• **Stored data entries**
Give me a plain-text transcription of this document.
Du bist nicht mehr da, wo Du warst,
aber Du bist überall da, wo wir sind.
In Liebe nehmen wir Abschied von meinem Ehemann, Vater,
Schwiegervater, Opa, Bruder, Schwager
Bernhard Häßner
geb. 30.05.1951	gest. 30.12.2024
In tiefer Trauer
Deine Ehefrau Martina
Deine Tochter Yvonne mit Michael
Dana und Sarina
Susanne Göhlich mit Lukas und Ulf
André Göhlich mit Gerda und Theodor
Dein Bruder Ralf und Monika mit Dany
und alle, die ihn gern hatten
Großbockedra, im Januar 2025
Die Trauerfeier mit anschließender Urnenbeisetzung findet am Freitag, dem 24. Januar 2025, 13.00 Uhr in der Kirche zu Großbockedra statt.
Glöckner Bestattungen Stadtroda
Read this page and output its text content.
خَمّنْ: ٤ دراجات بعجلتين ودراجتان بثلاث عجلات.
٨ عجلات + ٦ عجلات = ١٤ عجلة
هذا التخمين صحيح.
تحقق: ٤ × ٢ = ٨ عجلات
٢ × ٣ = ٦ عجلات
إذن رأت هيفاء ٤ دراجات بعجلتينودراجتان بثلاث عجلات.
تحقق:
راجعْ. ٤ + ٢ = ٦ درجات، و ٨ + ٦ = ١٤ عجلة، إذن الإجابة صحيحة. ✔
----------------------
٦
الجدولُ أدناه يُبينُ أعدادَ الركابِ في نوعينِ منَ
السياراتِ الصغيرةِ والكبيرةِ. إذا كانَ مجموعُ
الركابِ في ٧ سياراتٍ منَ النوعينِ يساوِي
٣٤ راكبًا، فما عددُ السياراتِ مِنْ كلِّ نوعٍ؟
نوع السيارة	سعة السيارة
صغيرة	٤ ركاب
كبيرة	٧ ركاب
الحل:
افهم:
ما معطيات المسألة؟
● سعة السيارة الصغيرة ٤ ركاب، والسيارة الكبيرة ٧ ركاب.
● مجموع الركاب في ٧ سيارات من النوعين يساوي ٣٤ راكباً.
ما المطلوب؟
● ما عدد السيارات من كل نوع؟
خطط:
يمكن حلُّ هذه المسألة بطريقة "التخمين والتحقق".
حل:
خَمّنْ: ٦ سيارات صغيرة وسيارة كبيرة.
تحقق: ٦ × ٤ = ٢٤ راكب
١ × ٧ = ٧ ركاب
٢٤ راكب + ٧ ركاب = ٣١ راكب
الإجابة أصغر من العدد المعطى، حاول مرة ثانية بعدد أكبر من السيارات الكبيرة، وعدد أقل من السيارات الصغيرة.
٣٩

---

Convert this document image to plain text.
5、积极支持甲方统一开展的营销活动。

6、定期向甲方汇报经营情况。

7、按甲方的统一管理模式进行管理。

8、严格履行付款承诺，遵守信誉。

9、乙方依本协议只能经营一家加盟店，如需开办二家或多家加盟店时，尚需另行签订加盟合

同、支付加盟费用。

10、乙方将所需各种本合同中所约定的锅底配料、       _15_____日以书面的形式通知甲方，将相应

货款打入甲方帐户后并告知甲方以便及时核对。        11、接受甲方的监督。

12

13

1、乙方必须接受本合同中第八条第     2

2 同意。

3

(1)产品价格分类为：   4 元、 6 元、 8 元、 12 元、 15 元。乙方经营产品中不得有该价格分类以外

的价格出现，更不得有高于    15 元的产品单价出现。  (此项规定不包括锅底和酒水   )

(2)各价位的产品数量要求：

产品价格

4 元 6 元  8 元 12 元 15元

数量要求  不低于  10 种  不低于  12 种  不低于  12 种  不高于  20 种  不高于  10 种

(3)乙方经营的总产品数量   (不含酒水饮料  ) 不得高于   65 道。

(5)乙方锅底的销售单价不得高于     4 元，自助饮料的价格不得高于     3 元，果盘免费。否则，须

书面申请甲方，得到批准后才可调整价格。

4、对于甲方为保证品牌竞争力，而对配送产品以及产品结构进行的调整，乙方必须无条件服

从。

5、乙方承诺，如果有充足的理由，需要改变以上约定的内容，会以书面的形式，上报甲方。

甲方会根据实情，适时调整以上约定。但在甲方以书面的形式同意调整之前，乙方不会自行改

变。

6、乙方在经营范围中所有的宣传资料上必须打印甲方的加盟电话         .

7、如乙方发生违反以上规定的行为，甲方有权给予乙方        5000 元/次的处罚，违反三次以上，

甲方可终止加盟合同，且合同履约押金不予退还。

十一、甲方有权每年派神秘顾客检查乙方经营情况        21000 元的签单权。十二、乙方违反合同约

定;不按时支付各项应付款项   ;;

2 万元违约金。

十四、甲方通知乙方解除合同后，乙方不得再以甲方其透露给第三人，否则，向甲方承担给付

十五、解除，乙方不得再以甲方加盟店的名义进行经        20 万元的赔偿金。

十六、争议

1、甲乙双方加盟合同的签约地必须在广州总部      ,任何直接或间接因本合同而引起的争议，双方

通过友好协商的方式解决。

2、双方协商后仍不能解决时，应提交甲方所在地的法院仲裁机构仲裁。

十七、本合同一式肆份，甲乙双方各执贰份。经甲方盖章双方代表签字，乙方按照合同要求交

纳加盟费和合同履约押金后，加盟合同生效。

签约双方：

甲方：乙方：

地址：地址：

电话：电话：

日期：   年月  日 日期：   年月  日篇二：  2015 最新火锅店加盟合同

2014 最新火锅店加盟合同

• **What is being asked**
Copy out every line holding the string "عجلات".

• **Response**
خَمّنْ: ٤ دراجات بعجلتين ودراجتان بثلاث عجلات.
٨ عجلات + ٦ عجلات = ١٤ عجلة
تحقق: ٤ × ٢ = ٨ عجلات
٢ × ٣ = ٦ عجلات
إذن رأت هيفاء ٤ دراجات بعجلتينودراجتان بثلاث عجلات.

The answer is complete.